*SET TASK*.
State how many lines hold the word "that", with no other words.

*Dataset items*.
-------------------------

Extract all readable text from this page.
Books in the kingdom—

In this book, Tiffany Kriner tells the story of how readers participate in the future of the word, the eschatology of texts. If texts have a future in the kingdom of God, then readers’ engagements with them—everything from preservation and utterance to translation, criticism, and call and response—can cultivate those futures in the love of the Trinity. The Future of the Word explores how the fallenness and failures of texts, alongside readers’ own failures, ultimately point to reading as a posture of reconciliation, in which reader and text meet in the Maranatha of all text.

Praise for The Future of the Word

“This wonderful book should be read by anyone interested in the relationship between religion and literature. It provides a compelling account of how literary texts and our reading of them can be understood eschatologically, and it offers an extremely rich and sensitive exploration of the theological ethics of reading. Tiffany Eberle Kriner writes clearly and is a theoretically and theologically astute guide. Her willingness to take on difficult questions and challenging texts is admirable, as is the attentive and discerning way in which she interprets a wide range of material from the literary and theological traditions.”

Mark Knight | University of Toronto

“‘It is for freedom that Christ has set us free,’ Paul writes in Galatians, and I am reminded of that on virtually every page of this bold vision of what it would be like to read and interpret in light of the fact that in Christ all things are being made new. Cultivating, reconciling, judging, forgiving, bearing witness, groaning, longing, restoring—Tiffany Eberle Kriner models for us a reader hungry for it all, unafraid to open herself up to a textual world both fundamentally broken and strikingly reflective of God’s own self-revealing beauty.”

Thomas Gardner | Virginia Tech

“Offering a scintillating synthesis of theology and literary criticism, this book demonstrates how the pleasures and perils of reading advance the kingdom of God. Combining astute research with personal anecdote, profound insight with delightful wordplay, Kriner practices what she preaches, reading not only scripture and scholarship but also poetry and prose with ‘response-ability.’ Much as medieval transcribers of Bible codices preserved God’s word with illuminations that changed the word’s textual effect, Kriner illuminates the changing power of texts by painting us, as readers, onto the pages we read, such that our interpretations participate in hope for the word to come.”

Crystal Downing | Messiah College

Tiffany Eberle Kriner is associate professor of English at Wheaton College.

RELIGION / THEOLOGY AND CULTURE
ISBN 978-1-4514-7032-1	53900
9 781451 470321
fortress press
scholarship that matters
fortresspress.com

-------------------------

*THE RESULT*.
3